The request ▸ Produce an exact copy of the lines from the line containing "Convert this document image to plain text." through the last line of the listing below, both ends included, and nothing else.

--- begin Records for this task ---

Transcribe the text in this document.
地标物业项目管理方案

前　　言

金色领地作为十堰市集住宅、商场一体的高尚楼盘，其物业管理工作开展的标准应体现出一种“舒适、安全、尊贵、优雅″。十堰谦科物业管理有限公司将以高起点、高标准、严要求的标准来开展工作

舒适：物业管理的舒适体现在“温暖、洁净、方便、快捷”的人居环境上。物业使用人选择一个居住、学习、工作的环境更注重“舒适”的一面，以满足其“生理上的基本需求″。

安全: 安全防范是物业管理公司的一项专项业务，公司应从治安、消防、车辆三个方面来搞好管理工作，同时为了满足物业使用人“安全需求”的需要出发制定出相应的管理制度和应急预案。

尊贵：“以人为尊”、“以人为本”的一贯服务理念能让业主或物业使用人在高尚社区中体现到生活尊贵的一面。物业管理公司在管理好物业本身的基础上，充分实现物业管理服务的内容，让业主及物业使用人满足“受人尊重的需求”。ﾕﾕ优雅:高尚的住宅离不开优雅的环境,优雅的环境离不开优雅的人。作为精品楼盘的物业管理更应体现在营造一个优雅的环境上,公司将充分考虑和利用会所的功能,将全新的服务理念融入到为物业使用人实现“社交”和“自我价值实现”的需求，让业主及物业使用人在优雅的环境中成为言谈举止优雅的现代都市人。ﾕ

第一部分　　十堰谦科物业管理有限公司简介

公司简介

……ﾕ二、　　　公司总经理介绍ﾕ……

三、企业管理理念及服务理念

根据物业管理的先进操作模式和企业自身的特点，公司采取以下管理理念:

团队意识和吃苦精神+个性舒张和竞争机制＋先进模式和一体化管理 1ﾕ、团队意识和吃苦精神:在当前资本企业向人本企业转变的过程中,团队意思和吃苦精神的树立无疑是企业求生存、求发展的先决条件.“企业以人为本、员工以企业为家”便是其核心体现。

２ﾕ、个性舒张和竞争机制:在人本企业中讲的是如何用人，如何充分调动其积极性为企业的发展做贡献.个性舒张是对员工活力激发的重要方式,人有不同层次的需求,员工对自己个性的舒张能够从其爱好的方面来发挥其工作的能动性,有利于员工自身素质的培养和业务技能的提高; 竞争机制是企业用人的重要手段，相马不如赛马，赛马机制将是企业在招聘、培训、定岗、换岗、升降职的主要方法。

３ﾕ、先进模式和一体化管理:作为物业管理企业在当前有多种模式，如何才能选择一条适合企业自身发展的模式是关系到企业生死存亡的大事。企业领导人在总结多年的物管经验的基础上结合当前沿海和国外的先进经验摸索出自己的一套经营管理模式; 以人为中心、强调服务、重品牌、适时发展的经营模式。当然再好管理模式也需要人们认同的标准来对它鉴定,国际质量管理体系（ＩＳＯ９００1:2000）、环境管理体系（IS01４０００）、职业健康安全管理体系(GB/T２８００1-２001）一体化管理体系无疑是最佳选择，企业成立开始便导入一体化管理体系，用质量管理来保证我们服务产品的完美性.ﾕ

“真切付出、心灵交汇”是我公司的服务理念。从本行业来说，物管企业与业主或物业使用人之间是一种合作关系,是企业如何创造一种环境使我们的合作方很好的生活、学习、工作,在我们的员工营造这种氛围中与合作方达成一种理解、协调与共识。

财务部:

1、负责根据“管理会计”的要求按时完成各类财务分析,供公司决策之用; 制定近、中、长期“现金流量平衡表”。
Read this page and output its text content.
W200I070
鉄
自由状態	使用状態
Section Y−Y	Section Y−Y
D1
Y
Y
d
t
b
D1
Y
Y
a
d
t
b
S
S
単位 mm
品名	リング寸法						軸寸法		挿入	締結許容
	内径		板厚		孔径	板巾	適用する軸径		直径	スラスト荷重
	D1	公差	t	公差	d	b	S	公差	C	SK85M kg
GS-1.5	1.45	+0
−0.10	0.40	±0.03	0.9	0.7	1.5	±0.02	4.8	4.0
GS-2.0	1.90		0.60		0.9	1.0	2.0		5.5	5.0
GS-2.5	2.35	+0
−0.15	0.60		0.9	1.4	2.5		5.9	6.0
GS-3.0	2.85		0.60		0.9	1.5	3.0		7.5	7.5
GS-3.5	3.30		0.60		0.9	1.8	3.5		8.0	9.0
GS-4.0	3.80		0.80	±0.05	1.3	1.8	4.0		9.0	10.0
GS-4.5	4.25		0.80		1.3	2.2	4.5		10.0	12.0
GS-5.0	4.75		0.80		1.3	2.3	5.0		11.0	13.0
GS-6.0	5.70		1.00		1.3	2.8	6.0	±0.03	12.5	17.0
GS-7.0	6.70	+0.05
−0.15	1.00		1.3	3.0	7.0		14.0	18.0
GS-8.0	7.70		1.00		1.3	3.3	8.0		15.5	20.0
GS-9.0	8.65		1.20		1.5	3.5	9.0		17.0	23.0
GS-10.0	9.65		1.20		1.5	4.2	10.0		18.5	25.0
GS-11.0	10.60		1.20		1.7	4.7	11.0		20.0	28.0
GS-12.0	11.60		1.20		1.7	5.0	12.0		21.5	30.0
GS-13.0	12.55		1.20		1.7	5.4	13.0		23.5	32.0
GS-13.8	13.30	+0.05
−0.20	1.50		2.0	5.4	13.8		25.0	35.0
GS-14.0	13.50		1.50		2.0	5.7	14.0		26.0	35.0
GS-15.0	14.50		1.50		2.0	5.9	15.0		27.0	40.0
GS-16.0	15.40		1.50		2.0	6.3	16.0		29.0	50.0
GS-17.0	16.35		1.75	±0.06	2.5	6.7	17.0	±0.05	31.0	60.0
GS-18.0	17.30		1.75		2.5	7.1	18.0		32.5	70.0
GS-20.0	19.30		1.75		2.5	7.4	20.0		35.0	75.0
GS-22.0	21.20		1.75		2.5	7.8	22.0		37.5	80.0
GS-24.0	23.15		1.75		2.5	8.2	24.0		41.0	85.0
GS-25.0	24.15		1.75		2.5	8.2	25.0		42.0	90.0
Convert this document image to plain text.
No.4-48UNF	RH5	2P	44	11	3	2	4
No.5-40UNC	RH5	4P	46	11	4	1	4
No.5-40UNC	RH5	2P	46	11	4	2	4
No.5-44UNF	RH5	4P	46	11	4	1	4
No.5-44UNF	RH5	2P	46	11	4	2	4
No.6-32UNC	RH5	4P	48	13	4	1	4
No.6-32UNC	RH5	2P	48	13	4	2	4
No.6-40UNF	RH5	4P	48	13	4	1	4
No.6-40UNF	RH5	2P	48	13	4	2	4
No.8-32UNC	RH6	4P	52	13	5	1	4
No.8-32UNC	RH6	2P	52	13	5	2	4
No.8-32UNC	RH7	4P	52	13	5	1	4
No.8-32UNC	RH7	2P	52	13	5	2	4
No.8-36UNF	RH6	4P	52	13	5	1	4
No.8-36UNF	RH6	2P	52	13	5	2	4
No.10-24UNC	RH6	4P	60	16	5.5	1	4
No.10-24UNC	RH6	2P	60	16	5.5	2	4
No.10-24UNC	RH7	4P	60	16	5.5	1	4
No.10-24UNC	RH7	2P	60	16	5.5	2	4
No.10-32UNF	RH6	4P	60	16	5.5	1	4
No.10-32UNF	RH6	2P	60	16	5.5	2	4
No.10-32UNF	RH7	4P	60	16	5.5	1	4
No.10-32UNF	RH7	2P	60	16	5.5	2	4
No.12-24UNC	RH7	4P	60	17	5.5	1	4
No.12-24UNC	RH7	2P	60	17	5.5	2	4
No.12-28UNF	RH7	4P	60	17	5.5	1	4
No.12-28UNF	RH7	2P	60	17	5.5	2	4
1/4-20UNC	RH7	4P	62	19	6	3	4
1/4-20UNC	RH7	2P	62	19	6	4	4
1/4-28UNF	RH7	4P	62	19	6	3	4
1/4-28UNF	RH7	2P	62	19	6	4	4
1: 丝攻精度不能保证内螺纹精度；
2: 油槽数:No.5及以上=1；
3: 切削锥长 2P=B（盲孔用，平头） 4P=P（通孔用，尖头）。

--- end Records for this task ---

Reply to the exercise ▸
Convert this document image to plain text.
No.4-48UNF	RH5	2P	44	11	3	2	4
No.5-40UNC	RH5	4P	46	11	4	1	4
No.5-40UNC	RH5	2P	46	11	4	2	4
No.5-44UNF	RH5	4P	46	11	4	1	4
No.5-44UNF	RH5	2P	46	11	4	2	4
No.6-32UNC	RH5	4P	48	13	4	1	4
No.6-32UNC	RH5	2P	48	13	4	2	4
No.6-40UNF	RH5	4P	48	13	4	1	4
No.6-40UNF	RH5	2P	48	13	4	2	4
No.8-32UNC	RH6	4P	52	13	5	1	4
No.8-32UNC	RH6	2P	52	13	5	2	4
No.8-32UNC	RH7	4P	52	13	5	1	4
No.8-32UNC	RH7	2P	52	13	5	2	4
No.8-36UNF	RH6	4P	52	13	5	1	4
No.8-36UNF	RH6	2P	52	13	5	2	4
No.10-24UNC	RH6	4P	60	16	5.5	1	4
No.10-24UNC	RH6	2P	60	16	5.5	2	4
No.10-24UNC	RH7	4P	60	16	5.5	1	4
No.10-24UNC	RH7	2P	60	16	5.5	2	4
No.10-32UNF	RH6	4P	60	16	5.5	1	4
No.10-32UNF	RH6	2P	60	16	5.5	2	4
No.10-32UNF	RH7	4P	60	16	5.5	1	4
No.10-32UNF	RH7	2P	60	16	5.5	2	4
No.12-24UNC	RH7	4P	60	17	5.5	1	4
No.12-24UNC	RH7	2P	60	17	5.5	2	4
No.12-28UNF	RH7	4P	60	17	5.5	1	4
No.12-28UNF	RH7	2P	60	17	5.5	2	4
1/4-20UNC	RH7	4P	62	19	6	3	4
1/4-20UNC	RH7	2P	62	19	6	4	4
1/4-28UNF	RH7	4P	62	19	6	3	4
1/4-28UNF	RH7	2P	62	19	6	4	4
1: 丝攻精度不能保证内螺纹精度；
2: 油槽数:No.5及以上=1；
3: 切削锥长 2P=B（盲孔用，平头） 4P=P（通孔用，尖头）。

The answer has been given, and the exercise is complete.